▸ AIM OF THE TASK:
Scan the entries below for the word "Keywords" and copy every line in which it occurs.

* * * * *

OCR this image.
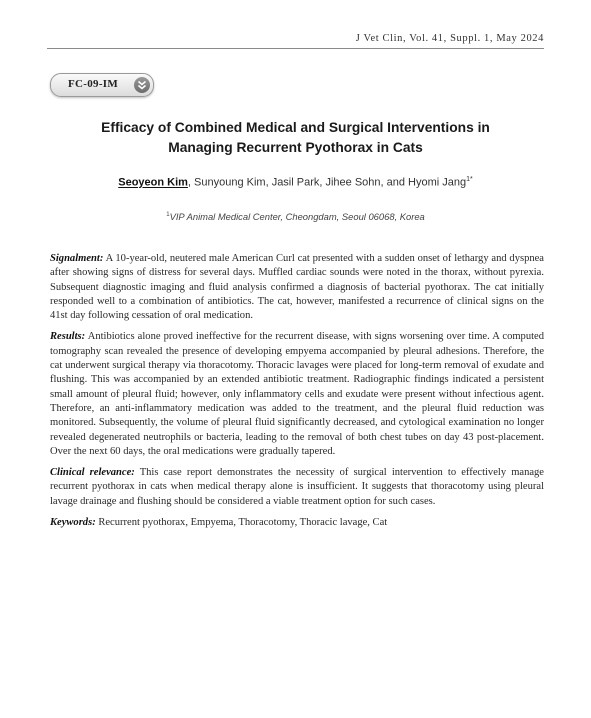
J Vet Clin, Vol. 41, Suppl. 1, May 2024
FC-09-IM
Efficacy of Combined Medical and Surgical Interventions in
Managing Recurrent Pyothorax in Cats
Seoyeon Kim, Sunyoung Kim, Jasil Park, Jihee Sohn, and Hyomi Jang$^{1*}$
$^1$VIP Animal Medical Center, Cheongdam, Seoul 06068, Korea

Signalment: A 10-year-old, neutered male American Curl cat presented with a sudden onset of lethargy and dyspnea after showing signs of distress for several days. Muffled cardiac sounds were noted in the thorax, without pyrexia. Subsequent diagnostic imaging and fluid analysis confirmed a diagnosis of bacterial pyothorax. The cat initially responded well to a combination of antibiotics. The cat, however, manifested a recurrence of clinical signs on the 41st day following cessation of oral medication.

Results: Antibiotics alone proved ineffective for the recurrent disease, with signs worsening over time. A computed tomography scan revealed the presence of developing empyema accompanied by pleural adhesions. Therefore, the cat underwent surgical therapy via thoracotomy. Thoracic lavages were placed for long-term removal of exudate and flushing. This was accompanied by an extended antibiotic treatment. Radiographic findings indicated a persistent small amount of pleural fluid; however, only inflammatory cells and exudate were present without infectious agent. Therefore, an anti-inflammatory medication was added to the treatment, and the pleural fluid reduction was monitored. Subsequently, the volume of pleural fluid significantly decreased, and cytological examination no longer revealed degenerated neutrophils or bacteria, leading to the removal of both chest tubes on day 43 post-placement. Over the next 60 days, the oral medications were gradually tapered.

Clinical relevance: This case report demonstrates the necessity of surgical intervention to effectively manage recurrent pyothorax in cats when medical therapy alone is insufficient. It suggests that thoracotomy using pleural lavage drainage and flushing should be considered a viable treatment option for such cases.

Keywords: Recurrent pyothorax, Empyema, Thoracotomy, Thoracic lavage, Cat
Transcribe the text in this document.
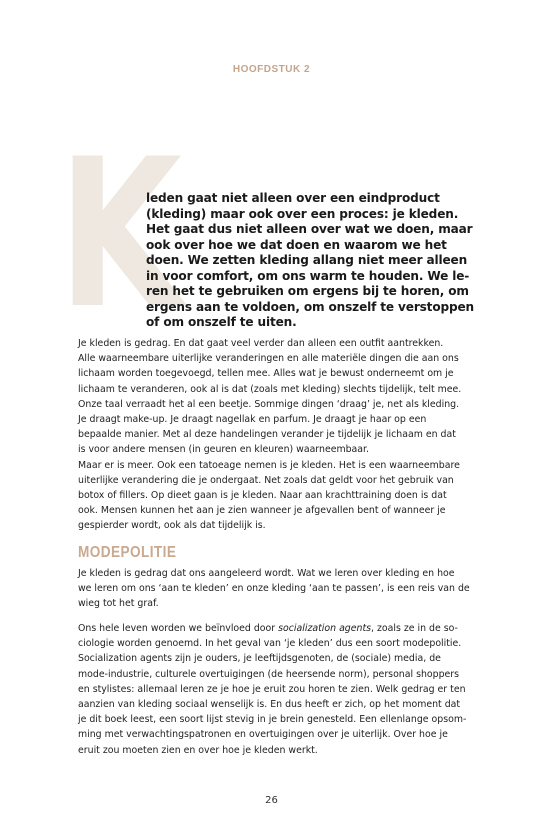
HOOFDSTUK 2
K

leden gaat niet alleen over een eindproduct
(kleding) maar ook over een proces: je kleden.
Het gaat dus niet alleen over wat we doen, maar
ook over hoe we dat doen en waarom we het
doen. We zetten kleding allang niet meer alleen
in voor comfort, om ons warm te houden. We le-
ren het te gebruiken om ergens bij te horen, om
ergens aan te voldoen, om onszelf te verstoppen
of om onszelf te uiten.

Je kleden is gedrag. En dat gaat veel verder dan alleen een outfit aantrekken.
Alle waarneembare uiterlijke veranderingen en alle materiële dingen die aan ons
lichaam worden toegevoegd, tellen mee. Alles wat je bewust onderneemt om je
lichaam te veranderen, ook al is dat (zoals met kleding) slechts tijdelijk, telt mee.
Onze taal verraadt het al een beetje. Sommige dingen ‘draag’ je, net als kleding.
Je draagt make-up. Je draagt nagellak en parfum. Je draagt je haar op een
bepaalde manier. Met al deze handelingen verander je tijdelijk je lichaam en dat
is voor andere mensen (in geuren en kleuren) waarneembaar.
Maar er is meer. Ook een tatoeage nemen is je kleden. Het is een waarneembare
uiterlijke verandering die je ondergaat. Net zoals dat geldt voor het gebruik van
botox of fillers. Op dieet gaan is je kleden. Naar aan krachttraining doen is dat
ook. Mensen kunnen het aan je zien wanneer je afgevallen bent of wanneer je
gespierder wordt, ook als dat tijdelijk is.

MODEPOLITIE

Je kleden is gedrag dat ons aangeleerd wordt. Wat we leren over kleding en hoe
we leren om ons ‘aan te kleden’ en onze kleding ‘aan te passen’, is een reis van de
wieg tot het graf.

Ons hele leven worden we beïnvloed door socialization agents, zoals ze in de so-
ciologie worden genoemd. In het geval van ‘je kleden’ dus een soort modepolitie.
Socialization agents zijn je ouders, je leeftijdsgenoten, de (sociale) media, de
mode-industrie, culturele overtuigingen (de heersende norm), personal shoppers
en stylistes: allemaal leren ze je hoe je eruit zou horen te zien. Welk gedrag er ten
aanzien van kleding sociaal wenselijk is. En dus heeft er zich, op het moment dat
je dit boek leest, een soort lijst stevig in je brein genesteld. Een ellenlange opsom-
ming met verwachtingspatronen en overtuigingen over je uiterlijk. Over hoe je
eruit zou moeten zien en over hoe je kleden werkt.

26
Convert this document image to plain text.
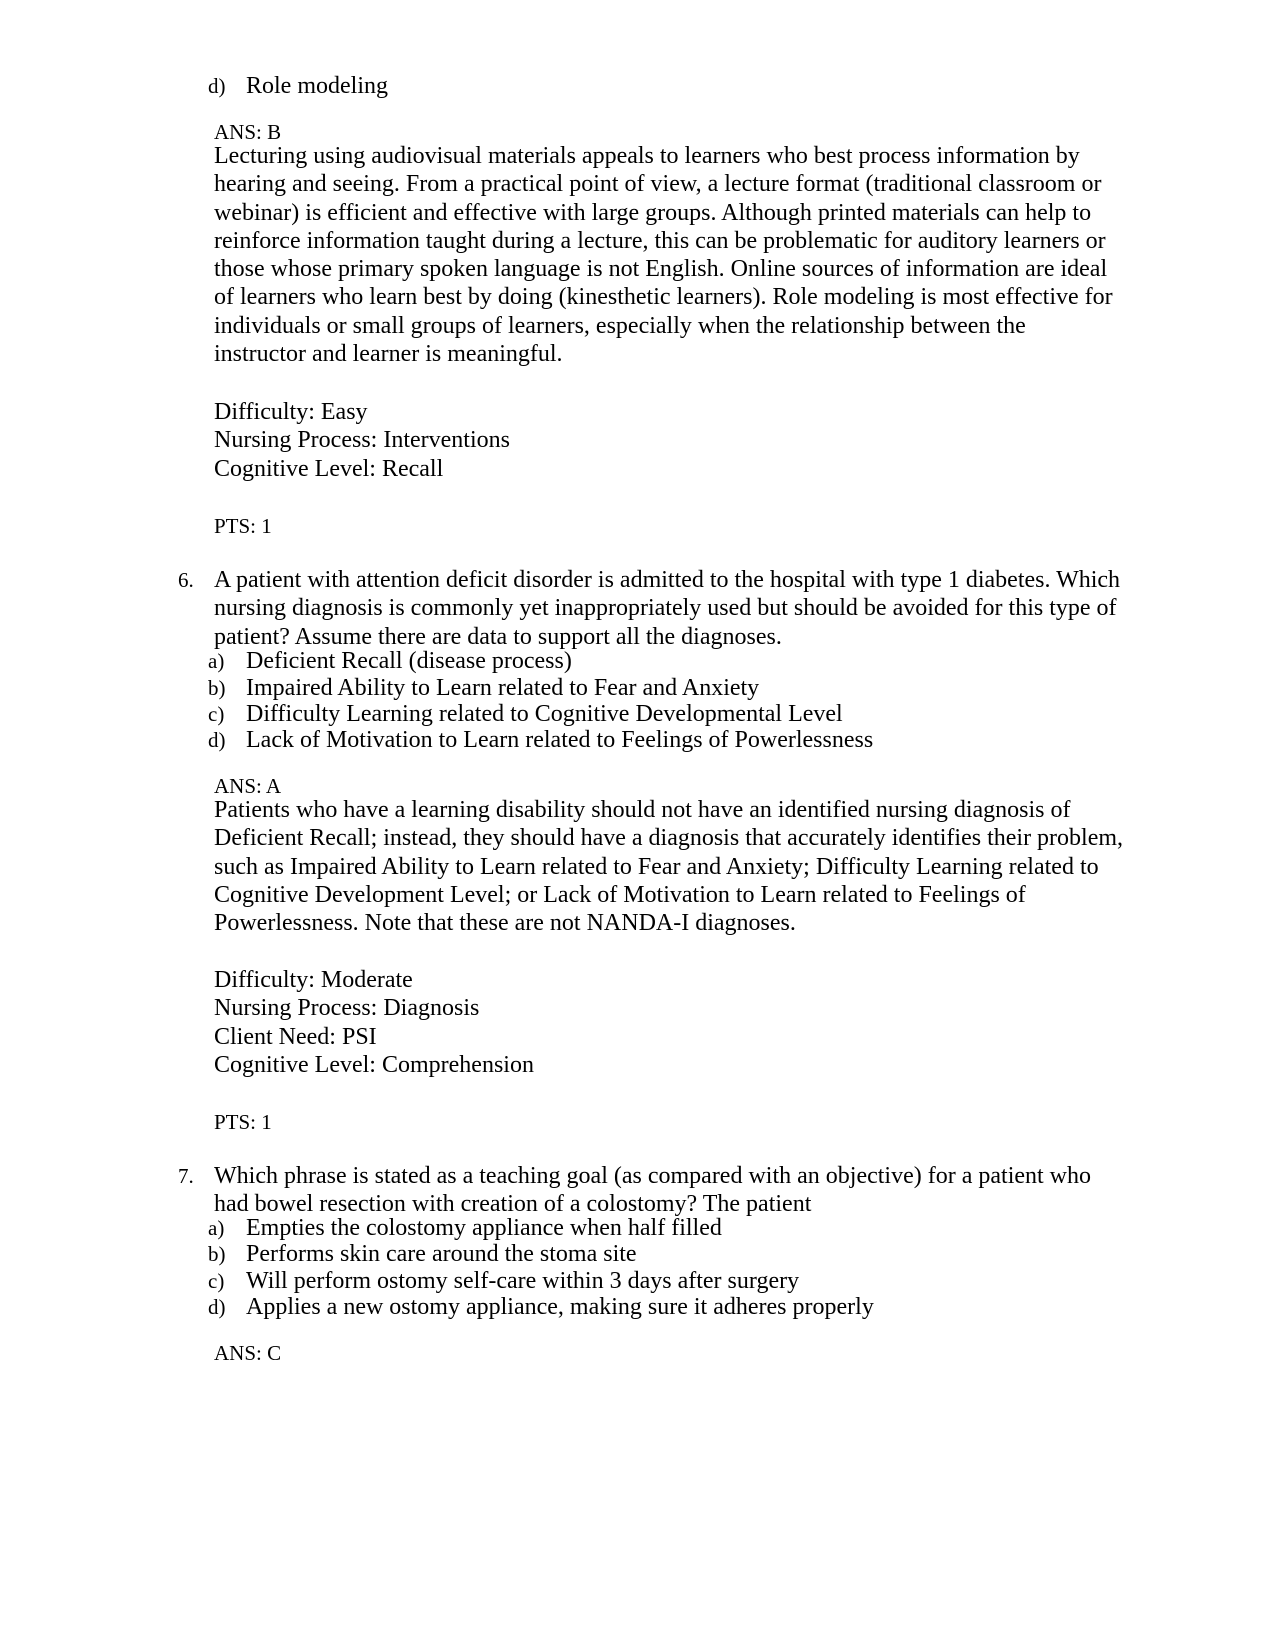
d) Role modeling
ANS: B
Lecturing using audiovisual materials appeals to learners who best process information by
hearing and seeing. From a practical point of view, a lecture format (traditional classroom or
webinar) is efficient and effective with large groups. Although printed materials can help to
reinforce information taught during a lecture, this can be problematic for auditory learners or
those whose primary spoken language is not English. Online sources of information are ideal
of learners who learn best by doing (kinesthetic learners). Role modeling is most effective for
individuals or small groups of learners, especially when the relationship between the
instructor and learner is meaningful.
Difficulty: Easy
Nursing Process: Interventions
Cognitive Level: Recall
PTS: 1
6. A patient with attention deficit disorder is admitted to the hospital with type 1 diabetes. Which
nursing diagnosis is commonly yet inappropriately used but should be avoided for this type of
patient? Assume there are data to support all the diagnoses.
a) Deficient Recall (disease process)
b) Impaired Ability to Learn related to Fear and Anxiety
c) Difficulty Learning related to Cognitive Developmental Level
d) Lack of Motivation to Learn related to Feelings of Powerlessness
ANS: A
Patients who have a learning disability should not have an identified nursing diagnosis of
Deficient Recall; instead, they should have a diagnosis that accurately identifies their problem,
such as Impaired Ability to Learn related to Fear and Anxiety; Difficulty Learning related to
Cognitive Development Level; or Lack of Motivation to Learn related to Feelings of
Powerlessness. Note that these are not NANDA-I diagnoses.
Difficulty: Moderate
Nursing Process: Diagnosis
Client Need: PSI
Cognitive Level: Comprehension
PTS: 1
7. Which phrase is stated as a teaching goal (as compared with an objective) for a patient who
had bowel resection with creation of a colostomy? The patient
a) Empties the colostomy appliance when half filled
b) Performs skin care around the stoma site
c) Will perform ostomy self-care within 3 days after surgery
d) Applies a new ostomy appliance, making sure it adheres properly
ANS: C
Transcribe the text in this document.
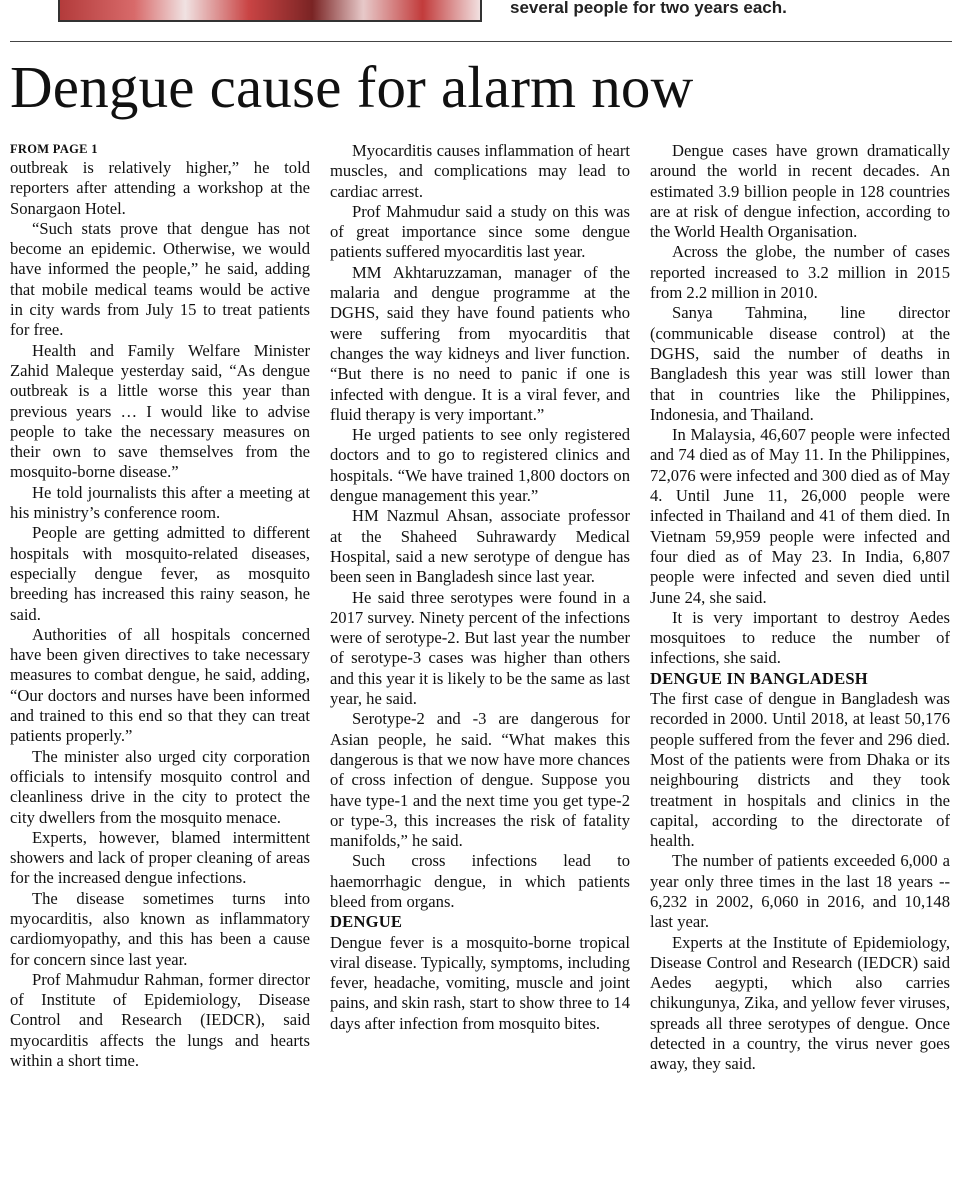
several people for two years each.
Dengue cause for alarm now
FROM PAGE 1

outbreak is relatively higher,” he told reporters after attending a workshop at the Sonargaon Hotel.

“Such stats prove that dengue has not become an epidemic. Otherwise, we would have informed the people,” he said, adding that mobile medical teams would be active in city wards from July 15 to treat patients for free.

Health and Family Welfare Minister Zahid Maleque yesterday said, “As dengue outbreak is a little worse this year than previous years … I would like to advise people to take the necessary measures on their own to save themselves from the mosquito-borne disease.”

He told journalists this after a meeting at his ministry’s conference room.

People are getting admitted to different hospitals with mosquito-related diseases, especially dengue fever, as mosquito breeding has increased this rainy season, he said.

Authorities of all hospitals concerned have been given directives to take necessary measures to combat dengue, he said, adding, “Our doctors and nurses have been informed and trained to this end so that they can treat patients properly.”

The minister also urged city corporation officials to intensify mosquito control and cleanliness drive in the city to protect the city dwellers from the mosquito menace.

Experts, however, blamed intermittent showers and lack of proper cleaning of areas for the increased dengue infections.

The disease sometimes turns into myocarditis, also known as inflammatory cardiomyopathy, and this has been a cause for concern since last year.

Prof Mahmudur Rahman, former director of Institute of Epidemiology, Disease Control and Research (IEDCR), said myocarditis affects the lungs and hearts within a short time.

Myocarditis causes inflammation of heart muscles, and complications may lead to cardiac arrest.

Prof Mahmudur said a study on this was of great importance since some dengue patients suffered myocarditis last year.

MM Akhtaruzzaman, manager of the malaria and dengue programme at the DGHS, said they have found patients who were suffering from myocarditis that changes the way kidneys and liver function. “But there is no need to panic if one is infected with dengue. It is a viral fever, and fluid therapy is very important.”

He urged patients to see only registered doctors and to go to registered clinics and hospitals. “We have trained 1,800 doctors on dengue management this year.”

HM Nazmul Ahsan, associate professor at the Shaheed Suhrawardy Medical Hospital, said a new serotype of dengue has been seen in Bangladesh since last year.

He said three serotypes were found in a 2017 survey. Ninety percent of the infections were of serotype-2. But last year the number of serotype-3 cases was higher than others and this year it is likely to be the same as last year, he said.

Serotype-2 and -3 are dangerous for Asian people, he said. “What makes this dangerous is that we now have more chances of cross infection of dengue. Suppose you have type-1 and the next time you get type-2 or type-3, this increases the risk of fatality manifolds,” he said.

Such cross infections lead to haemorrhagic dengue, in which patients bleed from organs.

DENGUE

Dengue fever is a mosquito-borne tropical viral disease. Typically, symptoms, including fever, headache, vomiting, muscle and joint pains, and skin rash, start to show three to 14 days after infection from mosquito bites.

Dengue cases have grown dramatically around the world in recent decades. An estimated 3.9 billion people in 128 countries are at risk of dengue infection, according to the World Health Organisation.

Across the globe, the number of cases reported increased to 3.2 million in 2015 from 2.2 million in 2010.

Sanya Tahmina, line director (communicable disease control) at the DGHS, said the number of deaths in Bangladesh this year was still lower than that in countries like the Philippines, Indonesia, and Thailand.

In Malaysia, 46,607 people were infected and 74 died as of May 11. In the Philippines, 72,076 were infected and 300 died as of May 4. Until June 11, 26,000 people were infected in Thailand and 41 of them died. In Vietnam 59,959 people were infected and four died as of May 23. In India, 6,807 people were infected and seven died until June 24, she said.

It is very important to destroy Aedes mosquitoes to reduce the number of infections, she said.

DENGUE IN BANGLADESH

The first case of dengue in Bangladesh was recorded in 2000. Until 2018, at least 50,176 people suffered from the fever and 296 died. Most of the patients were from Dhaka or its neighbouring districts and they took treatment in hospitals and clinics in the capital, according to the directorate of health.

The number of patients exceeded 6,000 a year only three times in the last 18 years -- 6,232 in 2002, 6,060 in 2016, and 10,148 last year.

Experts at the Institute of Epidemiology, Disease Control and Research (IEDCR) said Aedes aegypti, which also carries chikungunya, Zika, and yellow fever viruses, spreads all three serotypes of dengue. Once detected in a country, the virus never goes away, they said.
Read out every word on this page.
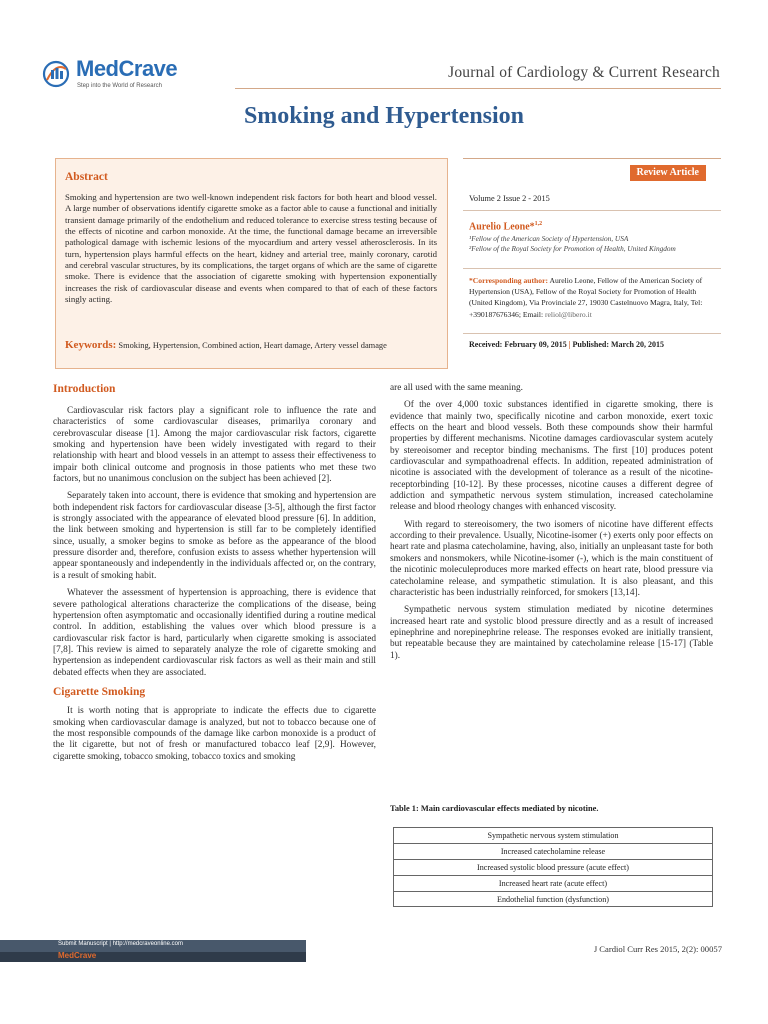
MedCrave
Step into the World of Research
Journal of Cardiology & Current Research
Smoking and Hypertension
Abstract
Smoking and hypertension are two well-known independent risk factors for both heart and blood vessel. A large number of observations identify cigarette smoke as a factor able to cause a functional and initially transient damage primarily of the endothelium and reduced tolerance to exercise stress testing because of the effects of nicotine and carbon monoxide. At the time, the functional damage became an irreversible pathological damage with ischemic lesions of the myocardium and artery vessel atherosclerosis. In its turn, hypertension plays harmful effects on the heart, kidney and arterial tree, mainly coronary, carotid and cerebral vascular structures, by its complications, the target organs of which are the same of cigarette smoke. There is evidence that the association of cigarette smoking with hypertension exponentially increases the risk of cardiovascular disease and events when compared to that of each of these factors singly acting.
Keywords: Smoking, Hypertension, Combined action, Heart damage, Artery vessel damage
Review Article
Volume 2 Issue 2 - 2015
Aurelio Leone*$^{1,2}$
¹Fellow of the American Society of Hypertension, USA
²Fellow of the Royal Society for Promotion of Health, United Kingdom
*Corresponding author: Aurelio Leone, Fellow of the American Society of Hypertension (USA), Fellow of the Royal Society for Promotion of Health (United Kingdom), Via Provinciale 27, 19030 Castelnuovo Magra, Italy, Tel: +390187676346; Email: reliol@libero.it
Received: February 09, 2015 | Published: March 20, 2015
Introduction

Cardiovascular risk factors play a significant role to influence the rate and characteristics of some cardiovascular diseases, primarilya coronary and cerebrovascular disease [1]. Among the major cardiovascular risk factors, cigarette smoking and hypertension have been widely investigated with regard to their relationship with heart and blood vessels in an attempt to assess their effectiveness to impair both clinical outcome and prognosis in those patients who met these two factors, but no unanimous conclusion on the subject has been achieved [2].

Separately taken into account, there is evidence that smoking and hypertension are both independent risk factors for cardiovascular disease [3-5], although the first factor is strongly associated with the appearance of elevated blood pressure [6]. In addition, the link between smoking and hypertension is still far to be completely identified since, usually, a smoker begins to smoke as before as the appearance of the blood pressure disorder and, therefore, confusion exists to assess whether hypertension will appear spontaneously and independently in the individuals affected or, on the contrary, is a result of smoking habit.

Whatever the assessment of hypertension is approaching, there is evidence that severe pathological alterations characterize the complications of the disease, being hypertension often asymptomatic and occasionally identified during a routine medical control. In addition, establishing the values over which blood pressure is a cardiovascular risk factor is hard, particularly when cigarette smoking is associated [7,8]. This review is aimed to separately analyze the role of cigarette smoking and hypertension as independent cardiovascular risk factors as well as their main and still debated effects when they are associated.

Cigarette Smoking

It is worth noting that is appropriate to indicate the effects due to cigarette smoking when cardiovascular damage is analyzed, but not to tobacco because one of the most responsible compounds of the damage like carbon monoxide is a product of the lit cigarette, but not of fresh or manufactured tobacco leaf [2,9]. However, cigarette smoking, tobacco smoking, tobacco toxics and smoking

are all used with the same meaning.

Of the over 4,000 toxic substances identified in cigarette smoking, there is evidence that mainly two, specifically nicotine and carbon monoxide, exert toxic effects on the heart and blood vessels. Both these compounds show their harmful properties by different mechanisms. Nicotine damages cardiovascular system acutely by stereoisomer and receptor binding mechanisms. The first [10] produces potent cardiovascular and sympathoadrenal effects. In addition, repeated administration of nicotine is associated with the development of tolerance as a result of the nicotine-receptorbinding [10-12]. By these processes, nicotine causes a different degree of addiction and sympathetic nervous system stimulation, increased catecholamine release and blood rheology changes with enhanced viscosity.

With regard to stereoisomery, the two isomers of nicotine have different effects according to their prevalence. Usually, Nicotine-isomer (+) exerts only poor effects on heart rate and plasma catecholamine, having, also, initially an unpleasant taste for both smokers and nonsmokers, while Nicotine-isomer (-), which is the main constituent of the nicotinic moleculeproduces more marked effects on heart rate, blood pressure via catecholamine release, and sympathetic stimulation. It is also pleasant, and this characteristic has been industrially reinforced, for smokers [13,14].

Sympathetic nervous system stimulation mediated by nicotine determines increased heart rate and systolic blood pressure directly and as a result of increased epinephrine and norepinephrine release. The responses evoked are initially transient, but repeatable because they are maintained by catecholamine release [15-17] (Table 1).

Table 1: Main cardiovascular effects mediated by nicotine.
Sympathetic nervous system stimulation
Increased catecholamine release
Increased systolic blood pressure (acute effect)
Increased heart rate (acute effect)
Endothelial function (dysfunction)
Submit Manuscript | http://medcraveonline.com
MedCrave
J Cardiol Curr Res 2015, 2(2): 00057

* * * * *

▸ SOLUTION TO THIS PROBLEM:
Keywords: Recurrent pyothorax, Empyema, Thoracotomy, Thoracic lavage, Cat
Keywords: Smoking, Hypertension, Combined action, Heart damage, Artery vessel damage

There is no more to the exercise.